** Start DATA PROVIDED **

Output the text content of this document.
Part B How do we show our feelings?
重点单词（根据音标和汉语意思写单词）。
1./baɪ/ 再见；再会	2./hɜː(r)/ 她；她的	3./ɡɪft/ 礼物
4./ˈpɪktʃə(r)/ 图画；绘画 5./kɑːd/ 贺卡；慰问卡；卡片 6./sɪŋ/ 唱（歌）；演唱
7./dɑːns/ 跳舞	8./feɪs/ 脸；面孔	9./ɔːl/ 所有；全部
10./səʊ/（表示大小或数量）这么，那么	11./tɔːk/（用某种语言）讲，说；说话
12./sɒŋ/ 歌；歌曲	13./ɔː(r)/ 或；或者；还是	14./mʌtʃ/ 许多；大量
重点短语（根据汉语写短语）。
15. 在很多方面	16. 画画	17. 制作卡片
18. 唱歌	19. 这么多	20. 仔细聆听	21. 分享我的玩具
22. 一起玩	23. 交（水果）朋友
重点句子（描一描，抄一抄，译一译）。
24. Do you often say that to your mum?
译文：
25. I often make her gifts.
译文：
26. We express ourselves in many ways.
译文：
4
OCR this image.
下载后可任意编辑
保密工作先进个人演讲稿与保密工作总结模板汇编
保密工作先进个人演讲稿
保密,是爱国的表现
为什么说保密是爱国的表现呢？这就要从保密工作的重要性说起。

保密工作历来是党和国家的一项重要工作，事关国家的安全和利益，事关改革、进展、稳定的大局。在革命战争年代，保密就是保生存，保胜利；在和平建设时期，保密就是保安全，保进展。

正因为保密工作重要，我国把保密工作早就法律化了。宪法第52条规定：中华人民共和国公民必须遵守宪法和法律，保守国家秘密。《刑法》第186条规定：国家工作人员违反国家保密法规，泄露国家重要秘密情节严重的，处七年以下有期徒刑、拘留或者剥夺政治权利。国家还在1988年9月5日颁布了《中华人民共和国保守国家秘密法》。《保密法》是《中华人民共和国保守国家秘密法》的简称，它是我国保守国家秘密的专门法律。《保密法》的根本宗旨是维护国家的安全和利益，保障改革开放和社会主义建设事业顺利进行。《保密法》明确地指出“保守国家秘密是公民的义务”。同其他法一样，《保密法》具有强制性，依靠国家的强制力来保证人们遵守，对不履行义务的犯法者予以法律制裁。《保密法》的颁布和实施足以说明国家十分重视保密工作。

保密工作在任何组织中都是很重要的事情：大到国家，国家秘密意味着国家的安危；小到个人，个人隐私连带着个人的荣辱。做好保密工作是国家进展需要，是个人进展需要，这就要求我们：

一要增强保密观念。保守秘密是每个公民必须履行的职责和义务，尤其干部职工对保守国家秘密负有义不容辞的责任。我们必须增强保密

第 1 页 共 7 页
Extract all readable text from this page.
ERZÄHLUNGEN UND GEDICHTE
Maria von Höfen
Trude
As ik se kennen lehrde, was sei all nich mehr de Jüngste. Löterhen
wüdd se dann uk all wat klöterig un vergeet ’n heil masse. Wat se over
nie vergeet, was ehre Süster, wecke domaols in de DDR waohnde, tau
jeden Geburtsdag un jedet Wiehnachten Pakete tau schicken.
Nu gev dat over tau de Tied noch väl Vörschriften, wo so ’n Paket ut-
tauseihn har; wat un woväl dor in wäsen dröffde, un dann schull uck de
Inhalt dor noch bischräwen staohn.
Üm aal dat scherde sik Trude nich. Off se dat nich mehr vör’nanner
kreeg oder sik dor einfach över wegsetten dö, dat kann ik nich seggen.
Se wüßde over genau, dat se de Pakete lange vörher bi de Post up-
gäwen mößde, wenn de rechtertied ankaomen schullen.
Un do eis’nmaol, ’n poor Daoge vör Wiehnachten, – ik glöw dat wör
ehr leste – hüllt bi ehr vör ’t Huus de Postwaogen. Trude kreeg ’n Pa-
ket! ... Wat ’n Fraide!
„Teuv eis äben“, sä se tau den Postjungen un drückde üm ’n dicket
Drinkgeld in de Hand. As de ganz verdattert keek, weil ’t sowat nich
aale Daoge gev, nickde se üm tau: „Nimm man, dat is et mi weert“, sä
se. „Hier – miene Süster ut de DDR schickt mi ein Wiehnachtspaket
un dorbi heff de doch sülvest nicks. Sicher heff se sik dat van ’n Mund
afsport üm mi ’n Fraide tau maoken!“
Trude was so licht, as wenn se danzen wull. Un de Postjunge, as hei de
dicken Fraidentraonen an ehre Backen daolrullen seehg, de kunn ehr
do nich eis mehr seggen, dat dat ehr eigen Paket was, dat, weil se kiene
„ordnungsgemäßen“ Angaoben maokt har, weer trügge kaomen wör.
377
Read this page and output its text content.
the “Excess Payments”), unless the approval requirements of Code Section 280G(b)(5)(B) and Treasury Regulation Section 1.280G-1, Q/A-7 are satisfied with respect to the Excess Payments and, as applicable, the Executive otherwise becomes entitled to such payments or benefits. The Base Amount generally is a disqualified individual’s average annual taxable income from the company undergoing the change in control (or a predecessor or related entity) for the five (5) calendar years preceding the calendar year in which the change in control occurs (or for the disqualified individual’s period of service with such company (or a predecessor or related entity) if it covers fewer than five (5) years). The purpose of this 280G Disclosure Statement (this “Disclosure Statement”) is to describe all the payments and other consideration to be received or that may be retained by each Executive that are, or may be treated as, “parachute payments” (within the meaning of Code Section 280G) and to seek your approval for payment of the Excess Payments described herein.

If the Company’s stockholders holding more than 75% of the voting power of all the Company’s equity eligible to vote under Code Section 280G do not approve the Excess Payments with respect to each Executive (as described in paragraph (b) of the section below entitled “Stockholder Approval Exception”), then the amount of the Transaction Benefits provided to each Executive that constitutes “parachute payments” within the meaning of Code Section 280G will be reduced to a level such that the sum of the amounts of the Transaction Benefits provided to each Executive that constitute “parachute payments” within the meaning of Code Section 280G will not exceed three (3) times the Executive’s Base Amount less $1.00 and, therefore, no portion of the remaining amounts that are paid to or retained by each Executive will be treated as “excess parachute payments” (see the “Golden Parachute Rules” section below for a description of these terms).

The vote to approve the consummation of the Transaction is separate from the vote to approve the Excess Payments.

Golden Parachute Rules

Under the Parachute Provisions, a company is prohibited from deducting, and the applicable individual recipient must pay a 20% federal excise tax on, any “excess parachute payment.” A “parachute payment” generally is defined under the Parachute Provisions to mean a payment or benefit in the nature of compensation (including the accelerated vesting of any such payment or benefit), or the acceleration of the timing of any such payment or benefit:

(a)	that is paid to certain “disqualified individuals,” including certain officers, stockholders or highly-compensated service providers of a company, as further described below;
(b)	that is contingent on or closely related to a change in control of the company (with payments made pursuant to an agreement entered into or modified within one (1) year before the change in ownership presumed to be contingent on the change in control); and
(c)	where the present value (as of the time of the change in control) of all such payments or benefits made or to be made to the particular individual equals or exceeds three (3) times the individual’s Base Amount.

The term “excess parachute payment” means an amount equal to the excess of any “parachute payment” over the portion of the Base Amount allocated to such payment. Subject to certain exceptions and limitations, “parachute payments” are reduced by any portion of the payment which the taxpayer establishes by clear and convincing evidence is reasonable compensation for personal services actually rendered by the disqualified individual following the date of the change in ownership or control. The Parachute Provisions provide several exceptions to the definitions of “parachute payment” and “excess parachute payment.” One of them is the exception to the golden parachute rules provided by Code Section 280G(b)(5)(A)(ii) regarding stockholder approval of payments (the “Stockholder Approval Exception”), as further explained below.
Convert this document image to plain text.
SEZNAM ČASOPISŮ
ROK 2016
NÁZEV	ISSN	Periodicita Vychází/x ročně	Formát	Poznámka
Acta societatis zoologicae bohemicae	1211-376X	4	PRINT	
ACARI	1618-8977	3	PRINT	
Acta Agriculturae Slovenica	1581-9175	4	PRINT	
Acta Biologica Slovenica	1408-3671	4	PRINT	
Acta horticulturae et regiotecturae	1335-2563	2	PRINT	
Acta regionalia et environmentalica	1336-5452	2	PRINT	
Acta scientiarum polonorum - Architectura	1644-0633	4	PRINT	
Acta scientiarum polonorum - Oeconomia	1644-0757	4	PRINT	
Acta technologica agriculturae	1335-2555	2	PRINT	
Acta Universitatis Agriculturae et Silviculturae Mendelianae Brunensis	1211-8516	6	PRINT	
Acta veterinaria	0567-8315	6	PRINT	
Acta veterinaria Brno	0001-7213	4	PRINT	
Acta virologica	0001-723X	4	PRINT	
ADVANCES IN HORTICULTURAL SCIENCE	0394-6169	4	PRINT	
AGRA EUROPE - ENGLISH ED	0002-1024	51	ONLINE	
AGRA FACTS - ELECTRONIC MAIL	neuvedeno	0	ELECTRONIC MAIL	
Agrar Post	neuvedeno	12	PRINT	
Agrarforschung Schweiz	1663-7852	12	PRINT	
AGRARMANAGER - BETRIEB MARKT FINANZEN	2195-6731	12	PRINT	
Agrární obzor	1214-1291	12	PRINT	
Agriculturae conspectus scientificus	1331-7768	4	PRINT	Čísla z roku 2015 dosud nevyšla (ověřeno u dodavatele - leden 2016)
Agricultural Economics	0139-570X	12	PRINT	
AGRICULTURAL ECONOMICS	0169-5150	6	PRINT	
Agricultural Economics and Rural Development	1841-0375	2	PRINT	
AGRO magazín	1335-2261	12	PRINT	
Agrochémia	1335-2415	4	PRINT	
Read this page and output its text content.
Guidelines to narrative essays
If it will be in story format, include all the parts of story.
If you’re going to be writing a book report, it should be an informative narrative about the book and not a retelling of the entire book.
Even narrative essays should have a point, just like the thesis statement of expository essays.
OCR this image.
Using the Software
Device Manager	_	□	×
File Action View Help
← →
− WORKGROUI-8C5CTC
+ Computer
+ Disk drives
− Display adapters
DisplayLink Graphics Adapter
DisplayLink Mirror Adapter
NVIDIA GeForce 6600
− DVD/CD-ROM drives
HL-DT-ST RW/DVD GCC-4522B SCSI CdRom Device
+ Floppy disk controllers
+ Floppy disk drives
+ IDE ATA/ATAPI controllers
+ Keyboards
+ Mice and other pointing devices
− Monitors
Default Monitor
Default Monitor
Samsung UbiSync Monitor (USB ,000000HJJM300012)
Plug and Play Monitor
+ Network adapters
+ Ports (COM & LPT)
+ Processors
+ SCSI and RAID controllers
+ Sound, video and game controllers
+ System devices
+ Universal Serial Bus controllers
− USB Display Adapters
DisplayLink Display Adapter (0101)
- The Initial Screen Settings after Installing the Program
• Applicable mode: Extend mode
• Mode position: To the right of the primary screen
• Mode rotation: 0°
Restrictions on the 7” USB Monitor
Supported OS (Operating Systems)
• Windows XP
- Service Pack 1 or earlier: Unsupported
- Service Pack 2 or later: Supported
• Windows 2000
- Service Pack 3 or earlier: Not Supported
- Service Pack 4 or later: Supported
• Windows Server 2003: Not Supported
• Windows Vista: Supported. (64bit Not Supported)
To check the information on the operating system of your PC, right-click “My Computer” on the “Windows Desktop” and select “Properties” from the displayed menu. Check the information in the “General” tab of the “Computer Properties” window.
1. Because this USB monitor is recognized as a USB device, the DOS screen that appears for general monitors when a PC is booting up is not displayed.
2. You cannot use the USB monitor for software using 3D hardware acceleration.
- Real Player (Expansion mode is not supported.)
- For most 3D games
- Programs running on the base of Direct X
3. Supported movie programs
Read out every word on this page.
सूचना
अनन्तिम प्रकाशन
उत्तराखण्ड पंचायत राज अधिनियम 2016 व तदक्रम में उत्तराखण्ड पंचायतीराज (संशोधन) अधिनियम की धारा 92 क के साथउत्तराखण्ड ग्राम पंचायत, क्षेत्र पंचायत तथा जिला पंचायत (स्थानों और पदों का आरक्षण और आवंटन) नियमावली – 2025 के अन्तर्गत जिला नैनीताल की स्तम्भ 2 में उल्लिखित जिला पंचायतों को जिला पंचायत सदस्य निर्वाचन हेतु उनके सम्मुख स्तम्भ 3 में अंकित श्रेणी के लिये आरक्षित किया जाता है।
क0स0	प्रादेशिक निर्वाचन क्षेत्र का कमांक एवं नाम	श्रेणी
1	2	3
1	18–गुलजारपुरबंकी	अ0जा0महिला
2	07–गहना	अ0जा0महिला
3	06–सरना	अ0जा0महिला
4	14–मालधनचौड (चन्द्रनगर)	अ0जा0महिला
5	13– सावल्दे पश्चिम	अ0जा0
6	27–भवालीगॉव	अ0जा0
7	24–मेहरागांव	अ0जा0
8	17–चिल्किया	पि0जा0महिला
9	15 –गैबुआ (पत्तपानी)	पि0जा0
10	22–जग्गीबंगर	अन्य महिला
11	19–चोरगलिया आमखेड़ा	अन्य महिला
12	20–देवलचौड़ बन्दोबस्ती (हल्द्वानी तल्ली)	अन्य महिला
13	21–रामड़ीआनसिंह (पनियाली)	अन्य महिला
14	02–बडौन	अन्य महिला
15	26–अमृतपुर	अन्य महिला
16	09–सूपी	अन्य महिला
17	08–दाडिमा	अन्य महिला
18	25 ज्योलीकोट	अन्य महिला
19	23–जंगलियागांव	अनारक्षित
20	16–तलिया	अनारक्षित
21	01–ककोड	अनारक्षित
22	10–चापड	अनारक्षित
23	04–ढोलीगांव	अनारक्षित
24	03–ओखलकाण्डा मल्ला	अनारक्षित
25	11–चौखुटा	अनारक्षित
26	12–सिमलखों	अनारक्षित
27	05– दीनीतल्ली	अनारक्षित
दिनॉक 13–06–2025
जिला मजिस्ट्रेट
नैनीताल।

** End DATA PROVIDED **

TASK TO COMPLETE.
From the data, pick out every line that includes "ownership".

EXERCISE SOLUTION.
(b)	that is contingent on or closely related to a change in control of the company (with payments made pursuant to an agreement entered into or modified within one (1) year before the change in ownership presumed to be contingent on the change in control); and
The term “excess parachute payment” means an amount equal to the excess of any “parachute payment” over the portion of the Base Amount allocated to such payment. Subject to certain exceptions and limitations, “parachute payments” are reduced by any portion of the payment which the taxpayer establishes by clear and convincing evidence is reasonable compensation for personal services actually rendered by the disqualified individual following the date of the change in ownership or control. The Parachute Provisions provide several exceptions to the definitions of “parachute payment” and “excess parachute payment.” One of them is the exception to the golden parachute rules provided by Code Section 280G(b)(5)(A)(ii) regarding stockholder approval of payments (the “Stockholder Approval Exception”), as further explained below.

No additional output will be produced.